- **Task objective**
Return a copy of every line in the records that includes the word "JSON".

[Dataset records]

+ + + + +

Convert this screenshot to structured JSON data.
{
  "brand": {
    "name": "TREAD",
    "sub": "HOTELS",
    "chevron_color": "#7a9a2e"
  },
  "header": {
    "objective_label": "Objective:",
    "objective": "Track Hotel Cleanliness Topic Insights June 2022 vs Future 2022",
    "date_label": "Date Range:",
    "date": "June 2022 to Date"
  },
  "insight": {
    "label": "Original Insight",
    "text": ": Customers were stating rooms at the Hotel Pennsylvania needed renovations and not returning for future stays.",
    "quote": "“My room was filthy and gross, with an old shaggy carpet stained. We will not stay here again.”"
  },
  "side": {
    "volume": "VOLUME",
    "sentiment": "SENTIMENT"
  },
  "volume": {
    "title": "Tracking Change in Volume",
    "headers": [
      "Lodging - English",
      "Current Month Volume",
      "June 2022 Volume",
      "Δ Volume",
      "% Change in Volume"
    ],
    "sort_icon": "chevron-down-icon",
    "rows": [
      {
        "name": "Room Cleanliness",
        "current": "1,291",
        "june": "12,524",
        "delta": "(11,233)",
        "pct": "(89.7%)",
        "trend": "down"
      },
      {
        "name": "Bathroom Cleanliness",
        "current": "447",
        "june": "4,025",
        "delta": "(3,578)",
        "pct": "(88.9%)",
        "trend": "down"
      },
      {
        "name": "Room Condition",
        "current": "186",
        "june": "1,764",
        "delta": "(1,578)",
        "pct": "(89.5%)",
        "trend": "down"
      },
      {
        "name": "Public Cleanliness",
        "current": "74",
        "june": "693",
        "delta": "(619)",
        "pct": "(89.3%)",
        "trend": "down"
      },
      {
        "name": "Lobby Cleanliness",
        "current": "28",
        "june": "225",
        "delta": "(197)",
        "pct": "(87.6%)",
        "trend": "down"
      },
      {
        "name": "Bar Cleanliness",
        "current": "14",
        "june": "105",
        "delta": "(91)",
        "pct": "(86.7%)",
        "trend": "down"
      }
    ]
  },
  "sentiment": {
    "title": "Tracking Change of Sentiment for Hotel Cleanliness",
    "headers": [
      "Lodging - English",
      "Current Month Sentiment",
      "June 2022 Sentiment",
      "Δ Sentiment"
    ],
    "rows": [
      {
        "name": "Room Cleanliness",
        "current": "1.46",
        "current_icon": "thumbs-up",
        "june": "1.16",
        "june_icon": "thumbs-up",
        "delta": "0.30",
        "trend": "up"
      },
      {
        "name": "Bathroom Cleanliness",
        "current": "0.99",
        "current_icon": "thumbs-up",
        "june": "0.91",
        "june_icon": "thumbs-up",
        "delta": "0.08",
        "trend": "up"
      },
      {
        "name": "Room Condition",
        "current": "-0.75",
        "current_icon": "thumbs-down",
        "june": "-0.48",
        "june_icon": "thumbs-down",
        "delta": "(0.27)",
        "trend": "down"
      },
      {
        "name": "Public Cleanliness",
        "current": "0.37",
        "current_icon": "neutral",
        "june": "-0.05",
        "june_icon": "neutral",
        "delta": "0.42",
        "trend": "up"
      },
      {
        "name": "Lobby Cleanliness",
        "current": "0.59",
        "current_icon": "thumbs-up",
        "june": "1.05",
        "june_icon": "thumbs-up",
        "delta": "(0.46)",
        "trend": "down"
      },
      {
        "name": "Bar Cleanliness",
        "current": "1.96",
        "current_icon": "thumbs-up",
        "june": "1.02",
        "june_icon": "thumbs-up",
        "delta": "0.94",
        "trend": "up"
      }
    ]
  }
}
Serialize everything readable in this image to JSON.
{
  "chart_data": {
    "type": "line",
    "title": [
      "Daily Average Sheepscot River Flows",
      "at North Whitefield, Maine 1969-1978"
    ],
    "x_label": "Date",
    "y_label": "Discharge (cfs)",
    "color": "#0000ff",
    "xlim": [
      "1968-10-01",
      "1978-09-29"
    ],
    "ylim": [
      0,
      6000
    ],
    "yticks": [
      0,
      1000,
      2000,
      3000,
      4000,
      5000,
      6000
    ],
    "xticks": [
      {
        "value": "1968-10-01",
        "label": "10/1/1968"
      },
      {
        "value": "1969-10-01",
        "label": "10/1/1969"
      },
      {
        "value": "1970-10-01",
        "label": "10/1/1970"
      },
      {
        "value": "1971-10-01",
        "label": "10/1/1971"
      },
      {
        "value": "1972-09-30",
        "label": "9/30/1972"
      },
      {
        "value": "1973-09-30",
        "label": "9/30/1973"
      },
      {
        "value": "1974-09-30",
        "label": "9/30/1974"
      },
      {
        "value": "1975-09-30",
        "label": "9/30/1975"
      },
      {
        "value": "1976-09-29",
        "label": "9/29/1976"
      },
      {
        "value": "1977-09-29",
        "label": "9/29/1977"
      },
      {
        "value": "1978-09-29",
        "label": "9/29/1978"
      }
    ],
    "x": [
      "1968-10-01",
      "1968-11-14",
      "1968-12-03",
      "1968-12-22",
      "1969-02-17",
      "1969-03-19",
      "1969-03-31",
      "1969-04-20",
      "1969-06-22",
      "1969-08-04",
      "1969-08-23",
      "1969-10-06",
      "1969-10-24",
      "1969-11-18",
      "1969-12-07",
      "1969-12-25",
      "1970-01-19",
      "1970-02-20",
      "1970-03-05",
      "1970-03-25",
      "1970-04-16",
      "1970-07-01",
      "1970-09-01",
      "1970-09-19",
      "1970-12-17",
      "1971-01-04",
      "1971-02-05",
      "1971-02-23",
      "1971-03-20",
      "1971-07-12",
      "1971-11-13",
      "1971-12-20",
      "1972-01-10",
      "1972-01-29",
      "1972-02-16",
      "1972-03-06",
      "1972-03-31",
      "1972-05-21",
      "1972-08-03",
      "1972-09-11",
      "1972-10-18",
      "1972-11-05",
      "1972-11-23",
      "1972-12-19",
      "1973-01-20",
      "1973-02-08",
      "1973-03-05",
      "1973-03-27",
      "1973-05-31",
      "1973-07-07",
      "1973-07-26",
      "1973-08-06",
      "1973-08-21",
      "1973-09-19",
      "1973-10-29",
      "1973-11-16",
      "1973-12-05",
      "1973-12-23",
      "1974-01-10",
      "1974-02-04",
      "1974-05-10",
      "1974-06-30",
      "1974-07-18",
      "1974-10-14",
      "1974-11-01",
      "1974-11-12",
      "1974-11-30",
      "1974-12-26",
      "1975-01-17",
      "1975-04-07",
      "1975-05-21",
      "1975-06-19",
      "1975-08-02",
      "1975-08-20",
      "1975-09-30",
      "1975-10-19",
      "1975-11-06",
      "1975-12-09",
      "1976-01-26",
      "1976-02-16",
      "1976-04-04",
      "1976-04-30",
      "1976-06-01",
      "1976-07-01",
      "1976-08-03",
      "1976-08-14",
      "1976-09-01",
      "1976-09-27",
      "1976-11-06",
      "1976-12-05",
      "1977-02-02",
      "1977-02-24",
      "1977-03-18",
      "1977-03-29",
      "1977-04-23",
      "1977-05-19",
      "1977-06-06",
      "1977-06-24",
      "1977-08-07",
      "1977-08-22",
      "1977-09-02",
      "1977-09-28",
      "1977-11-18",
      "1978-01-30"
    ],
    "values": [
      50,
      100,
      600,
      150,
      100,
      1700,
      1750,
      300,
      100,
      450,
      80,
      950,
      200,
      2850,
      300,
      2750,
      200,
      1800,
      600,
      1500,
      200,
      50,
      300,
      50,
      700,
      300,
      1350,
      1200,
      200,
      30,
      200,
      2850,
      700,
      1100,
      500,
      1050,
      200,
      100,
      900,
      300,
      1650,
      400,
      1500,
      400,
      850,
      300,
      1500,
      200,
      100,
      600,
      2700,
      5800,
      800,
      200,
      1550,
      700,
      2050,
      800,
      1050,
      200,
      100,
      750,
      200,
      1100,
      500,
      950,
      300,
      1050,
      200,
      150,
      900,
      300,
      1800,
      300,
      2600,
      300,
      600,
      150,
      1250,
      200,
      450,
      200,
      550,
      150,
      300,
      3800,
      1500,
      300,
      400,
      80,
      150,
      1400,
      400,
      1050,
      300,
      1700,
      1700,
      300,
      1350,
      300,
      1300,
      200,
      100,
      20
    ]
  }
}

+ + + + +

- **Solved problem**
Convert this screenshot to structured JSON data.
Serialize everything readable in this image to JSON.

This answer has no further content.